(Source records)
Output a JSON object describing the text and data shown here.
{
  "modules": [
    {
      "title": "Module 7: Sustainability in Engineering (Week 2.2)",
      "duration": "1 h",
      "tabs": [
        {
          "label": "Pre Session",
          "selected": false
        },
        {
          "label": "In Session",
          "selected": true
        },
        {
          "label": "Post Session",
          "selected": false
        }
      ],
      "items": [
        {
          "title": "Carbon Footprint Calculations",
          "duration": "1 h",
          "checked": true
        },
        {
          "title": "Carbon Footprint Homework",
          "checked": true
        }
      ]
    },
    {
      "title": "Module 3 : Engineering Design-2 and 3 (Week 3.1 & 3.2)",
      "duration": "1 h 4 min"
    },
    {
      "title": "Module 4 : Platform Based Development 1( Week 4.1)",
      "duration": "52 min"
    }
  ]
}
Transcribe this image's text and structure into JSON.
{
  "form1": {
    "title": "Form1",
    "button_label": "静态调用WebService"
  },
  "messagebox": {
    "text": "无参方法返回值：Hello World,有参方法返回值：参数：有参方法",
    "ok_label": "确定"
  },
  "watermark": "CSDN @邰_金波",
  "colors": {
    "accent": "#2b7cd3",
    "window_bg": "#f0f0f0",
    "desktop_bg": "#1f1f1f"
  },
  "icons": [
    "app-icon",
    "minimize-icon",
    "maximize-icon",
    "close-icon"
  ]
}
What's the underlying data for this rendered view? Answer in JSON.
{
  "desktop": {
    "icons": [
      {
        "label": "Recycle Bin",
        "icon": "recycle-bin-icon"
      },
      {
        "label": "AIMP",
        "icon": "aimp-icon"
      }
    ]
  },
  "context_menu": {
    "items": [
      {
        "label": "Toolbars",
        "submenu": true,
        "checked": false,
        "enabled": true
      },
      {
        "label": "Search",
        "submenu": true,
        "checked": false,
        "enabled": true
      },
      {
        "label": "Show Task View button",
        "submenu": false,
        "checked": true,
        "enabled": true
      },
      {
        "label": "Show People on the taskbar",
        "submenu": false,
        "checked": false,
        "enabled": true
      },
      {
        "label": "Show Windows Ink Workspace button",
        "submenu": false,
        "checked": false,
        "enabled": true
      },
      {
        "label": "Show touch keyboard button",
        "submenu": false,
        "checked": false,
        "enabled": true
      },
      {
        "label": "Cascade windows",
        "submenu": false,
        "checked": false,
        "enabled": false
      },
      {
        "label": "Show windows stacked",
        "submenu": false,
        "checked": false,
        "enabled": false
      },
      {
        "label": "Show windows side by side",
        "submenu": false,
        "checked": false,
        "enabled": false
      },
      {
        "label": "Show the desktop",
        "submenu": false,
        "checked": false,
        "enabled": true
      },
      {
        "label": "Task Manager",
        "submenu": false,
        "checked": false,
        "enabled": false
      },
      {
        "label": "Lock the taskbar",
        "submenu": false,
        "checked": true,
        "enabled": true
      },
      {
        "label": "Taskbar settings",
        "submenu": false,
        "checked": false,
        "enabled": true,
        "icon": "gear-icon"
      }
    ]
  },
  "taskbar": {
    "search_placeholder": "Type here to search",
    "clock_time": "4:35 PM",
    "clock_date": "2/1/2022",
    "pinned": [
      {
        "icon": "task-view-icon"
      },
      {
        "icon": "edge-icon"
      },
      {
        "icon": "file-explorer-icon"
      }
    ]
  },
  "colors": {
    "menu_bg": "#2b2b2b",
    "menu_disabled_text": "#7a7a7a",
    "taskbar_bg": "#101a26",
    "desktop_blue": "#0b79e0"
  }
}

Your instructions.
Extract every entry in the listing word for word.

Solution below.
Output a JSON object describing the text and data shown here.
{
  "modules": [
    {
      "title": "Module 7: Sustainability in Engineering (Week 2.2)",
      "duration": "1 h",
      "tabs": [
        {
          "label": "Pre Session",
          "selected": false
        },
        {
          "label": "In Session",
          "selected": true
        },
        {
          "label": "Post Session",
          "selected": false
        }
      ],
      "items": [
        {
          "title": "Carbon Footprint Calculations",
          "duration": "1 h",
          "checked": true
        },
        {
          "title": "Carbon Footprint Homework",
          "checked": true
        }
      ]
    },
    {
      "title": "Module 3 : Engineering Design-2 and 3 (Week 3.1 & 3.2)",
      "duration": "1 h 4 min"
    },
    {
      "title": "Module 4 : Platform Based Development 1( Week 4.1)",
      "duration": "52 min"
    }
  ]
}
Transcribe this image's text and structure into JSON.
{
  "form1": {
    "title": "Form1",
    "button_label": "静态调用WebService"
  },
  "messagebox": {
    "text": "无参方法返回值：Hello World,有参方法返回值：参数：有参方法",
    "ok_label": "确定"
  },
  "watermark": "CSDN @邰_金波",
  "colors": {
    "accent": "#2b7cd3",
    "window_bg": "#f0f0f0",
    "desktop_bg": "#1f1f1f"
  },
  "icons": [
    "app-icon",
    "minimize-icon",
    "maximize-icon",
    "close-icon"
  ]
}
What's the underlying data for this rendered view? Answer in JSON.
{
  "desktop": {
    "icons": [
      {
        "label": "Recycle Bin",
        "icon": "recycle-bin-icon"
      },
      {
        "label": "AIMP",
        "icon": "aimp-icon"
      }
    ]
  },
  "context_menu": {
    "items": [
      {
        "label": "Toolbars",
        "submenu": true,
        "checked": false,
        "enabled": true
      },
      {
        "label": "Search",
        "submenu": true,
        "checked": false,
        "enabled": true
      },
      {
        "label": "Show Task View button",
        "submenu": false,
        "checked": true,
        "enabled": true
      },
      {
        "label": "Show People on the taskbar",
        "submenu": false,
        "checked": false,
        "enabled": true
      },
      {
        "label": "Show Windows Ink Workspace button",
        "submenu": false,
        "checked": false,
        "enabled": true
      },
      {
        "label": "Show touch keyboard button",
        "submenu": false,
        "checked": false,
        "enabled": true
      },
      {
        "label": "Cascade windows",
        "submenu": false,
        "checked": false,
        "enabled": false
      },
      {
        "label": "Show windows stacked",
        "submenu": false,
        "checked": false,
        "enabled": false
      },
      {
        "label": "Show windows side by side",
        "submenu": false,
        "checked": false,
        "enabled": false
      },
      {
        "label": "Show the desktop",
        "submenu": false,
        "checked": false,
        "enabled": true
      },
      {
        "label": "Task Manager",
        "submenu": false,
        "checked": false,
        "enabled": false
      },
      {
        "label": "Lock the taskbar",
        "submenu": false,
        "checked": true,
        "enabled": true
      },
      {
        "label": "Taskbar settings",
        "submenu": false,
        "checked": false,
        "enabled": true,
        "icon": "gear-icon"
      }
    ]
  },
  "taskbar": {
    "search_placeholder": "Type here to search",
    "clock_time": "4:35 PM",
    "clock_date": "2/1/2022",
    "pinned": [
      {
        "icon": "task-view-icon"
      },
      {
        "icon": "edge-icon"
      },
      {
        "icon": "file-explorer-icon"
      }
    ]
  },
  "colors": {
    "menu_bg": "#2b2b2b",
    "menu_disabled_text": "#7a7a7a",
    "taskbar_bg": "#101a26",
    "desktop_blue": "#0b79e0"
  }
}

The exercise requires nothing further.